-- Given instruction --
Copy each line of the material below that includes the string "Lorenz".

Stored data entries:

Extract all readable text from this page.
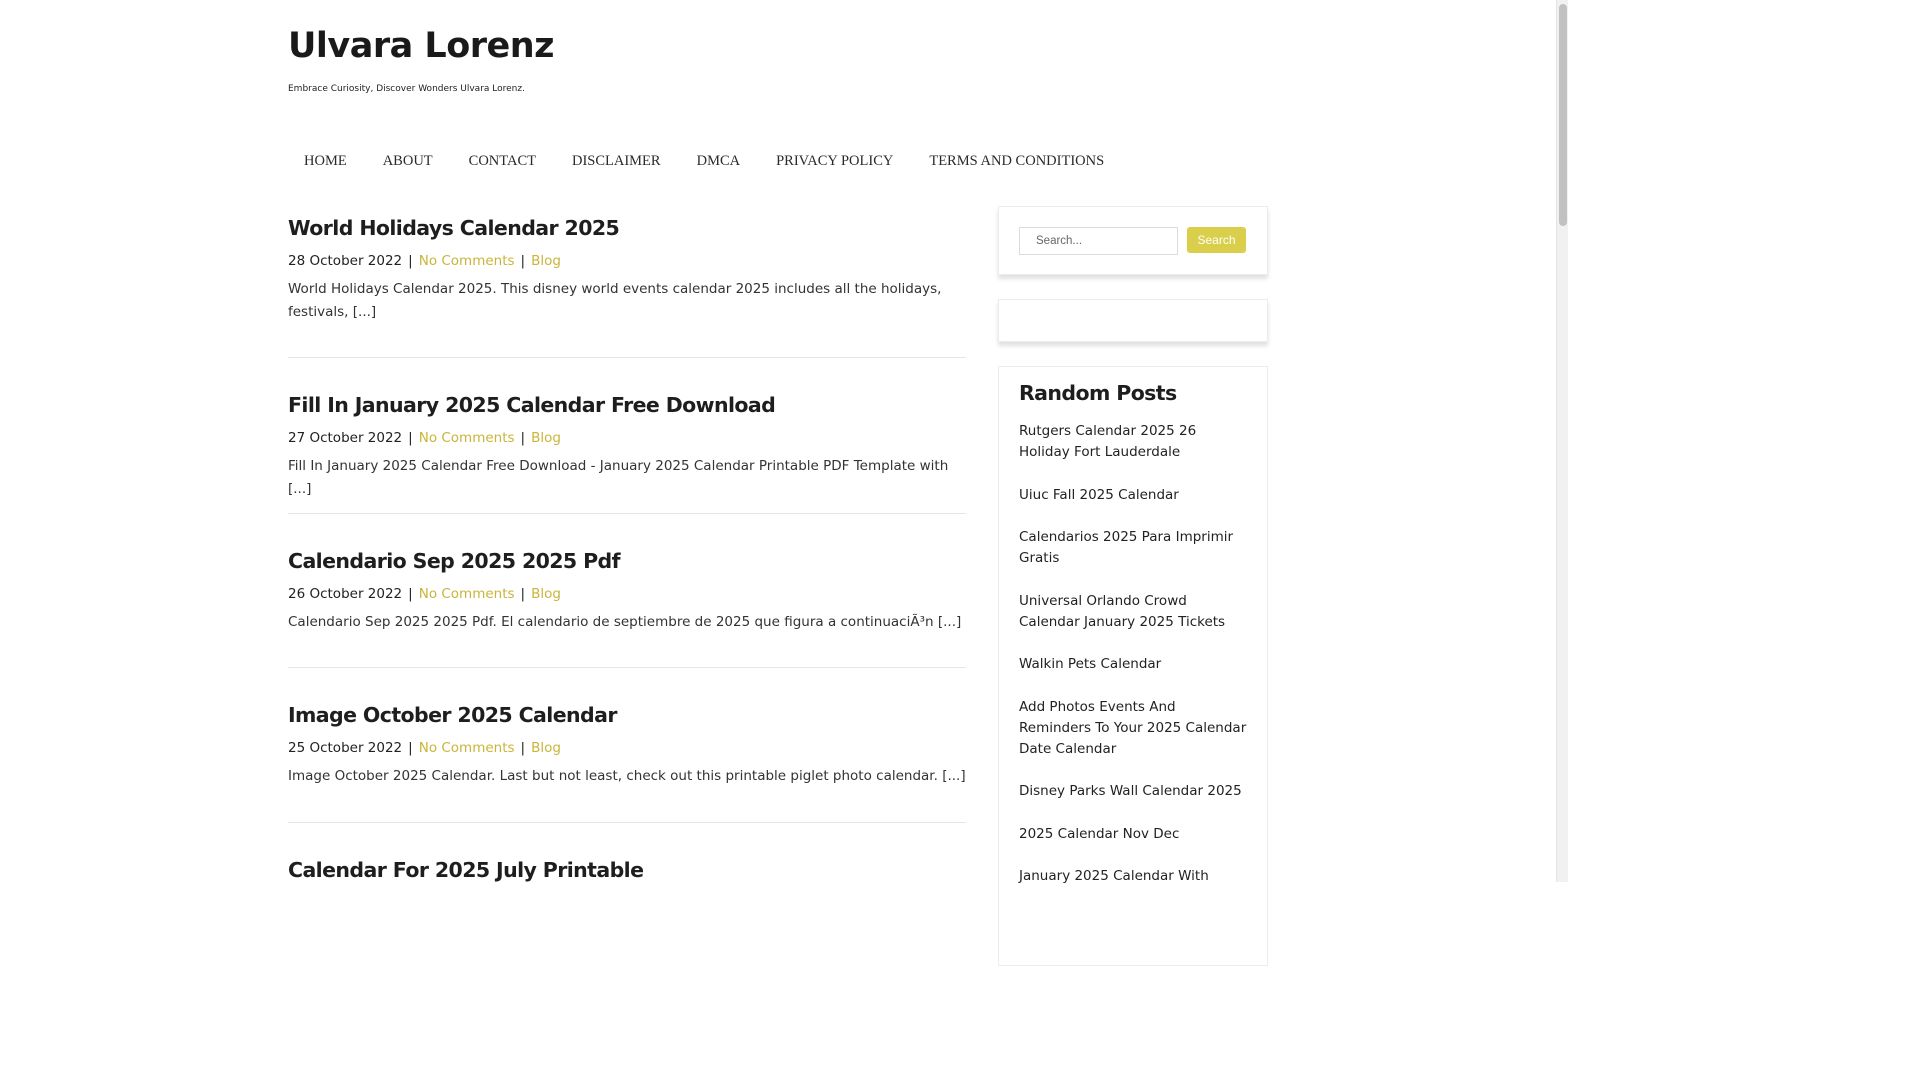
Ulvara Lorenz
Embrace Curiosity, Discover Wonders Ulvara Lorenz.
HOME	ABOUT	CONTACT	DISCLAIMER	DMCA	PRIVACY POLICY	TERMS AND CONDITIONS
World Holidays Calendar 2025
28 October 2022 | No Comments | Blog

World Holidays Calendar 2025. This disney world events calendar 2025 includes all the holidays, festivals, [...]

Fill In January 2025 Calendar Free Download
27 October 2022 | No Comments | Blog

Fill In January 2025 Calendar Free Download - January 2025 Calendar Printable PDF Template with [...]

Calendario Sep 2025 2025 Pdf
26 October 2022 | No Comments | Blog

Calendario Sep 2025 2025 Pdf. El calendario de septiembre de 2025 que figura a continuaciÃ³n [...]

Image October 2025 Calendar
25 October 2022 | No Comments | Blog

Image October 2025 Calendar. Last but not least, check out this printable piglet photo calendar. [...]

Calendar For 2025 July Printable
Search...
Search
Random Posts
Rutgers Calendar 2025 26 Holiday Fort Lauderdale
Uiuc Fall 2025 Calendar
Calendarios 2025 Para Imprimir Gratis
Universal Orlando Crowd Calendar January 2025 Tickets
Walkin Pets Calendar
Add Photos Events And Reminders To Your 2025 Calendar Date Calendar
Disney Parks Wall Calendar 2025
2025 Calendar Nov Dec
January 2025 Calendar With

-- Expected answer --
Ulvara Lorenz
Embrace Curiosity, Discover Wonders Ulvara Lorenz.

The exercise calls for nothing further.